In the entries below, find the lines that contain the word "println" and copy them.
— START OF Stored data —
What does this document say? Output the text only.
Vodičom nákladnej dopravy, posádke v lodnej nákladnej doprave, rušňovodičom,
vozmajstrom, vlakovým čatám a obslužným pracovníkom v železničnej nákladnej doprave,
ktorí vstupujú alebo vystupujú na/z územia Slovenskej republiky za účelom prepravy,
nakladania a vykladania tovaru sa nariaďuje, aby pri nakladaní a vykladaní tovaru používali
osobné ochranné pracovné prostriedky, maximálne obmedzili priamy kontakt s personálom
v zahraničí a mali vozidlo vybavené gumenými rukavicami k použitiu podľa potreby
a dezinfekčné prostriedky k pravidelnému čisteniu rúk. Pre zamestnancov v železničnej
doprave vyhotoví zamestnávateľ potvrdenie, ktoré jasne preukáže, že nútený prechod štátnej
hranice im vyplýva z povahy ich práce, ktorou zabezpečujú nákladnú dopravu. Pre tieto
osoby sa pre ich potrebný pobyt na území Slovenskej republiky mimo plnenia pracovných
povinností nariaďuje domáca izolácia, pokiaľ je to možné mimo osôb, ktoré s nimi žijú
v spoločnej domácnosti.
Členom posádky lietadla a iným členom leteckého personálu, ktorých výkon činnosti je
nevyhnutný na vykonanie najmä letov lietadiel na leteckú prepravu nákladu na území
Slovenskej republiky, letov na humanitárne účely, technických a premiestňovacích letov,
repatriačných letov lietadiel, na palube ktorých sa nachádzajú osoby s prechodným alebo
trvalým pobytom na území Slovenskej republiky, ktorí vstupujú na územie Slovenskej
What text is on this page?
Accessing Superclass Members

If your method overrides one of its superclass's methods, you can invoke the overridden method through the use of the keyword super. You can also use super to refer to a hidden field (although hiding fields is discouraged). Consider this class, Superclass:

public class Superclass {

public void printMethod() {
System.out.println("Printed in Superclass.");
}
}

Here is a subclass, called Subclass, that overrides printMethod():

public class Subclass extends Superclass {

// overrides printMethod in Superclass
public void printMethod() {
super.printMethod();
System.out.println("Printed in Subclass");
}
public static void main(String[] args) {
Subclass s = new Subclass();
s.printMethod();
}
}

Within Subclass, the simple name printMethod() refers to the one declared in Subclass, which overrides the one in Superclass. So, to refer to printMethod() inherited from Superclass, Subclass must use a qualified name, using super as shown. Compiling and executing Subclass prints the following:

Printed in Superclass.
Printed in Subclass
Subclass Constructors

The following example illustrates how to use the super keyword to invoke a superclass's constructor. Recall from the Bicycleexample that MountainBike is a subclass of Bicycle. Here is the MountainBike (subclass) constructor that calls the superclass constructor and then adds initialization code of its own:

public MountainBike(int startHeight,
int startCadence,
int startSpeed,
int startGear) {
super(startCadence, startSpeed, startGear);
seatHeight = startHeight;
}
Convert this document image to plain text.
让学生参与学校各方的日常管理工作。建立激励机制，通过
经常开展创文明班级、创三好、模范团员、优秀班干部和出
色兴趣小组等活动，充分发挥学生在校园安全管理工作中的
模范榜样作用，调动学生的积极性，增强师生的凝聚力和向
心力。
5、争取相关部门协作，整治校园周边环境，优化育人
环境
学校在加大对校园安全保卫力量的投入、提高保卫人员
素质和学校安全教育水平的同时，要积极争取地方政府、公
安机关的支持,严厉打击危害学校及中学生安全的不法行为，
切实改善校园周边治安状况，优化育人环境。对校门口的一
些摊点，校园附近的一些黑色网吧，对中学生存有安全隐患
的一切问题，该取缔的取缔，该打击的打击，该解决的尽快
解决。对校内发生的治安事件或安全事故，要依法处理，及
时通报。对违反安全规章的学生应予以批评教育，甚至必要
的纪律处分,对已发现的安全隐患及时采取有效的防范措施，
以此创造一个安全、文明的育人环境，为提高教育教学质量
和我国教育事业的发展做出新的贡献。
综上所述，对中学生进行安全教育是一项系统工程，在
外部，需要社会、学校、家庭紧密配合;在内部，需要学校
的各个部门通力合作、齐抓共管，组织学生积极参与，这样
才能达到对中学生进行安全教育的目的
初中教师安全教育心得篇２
— END OF Stored data —
— Reply to the task —
System.out.println("Printed in Superclass.");
System.out.println("Printed in Subclass");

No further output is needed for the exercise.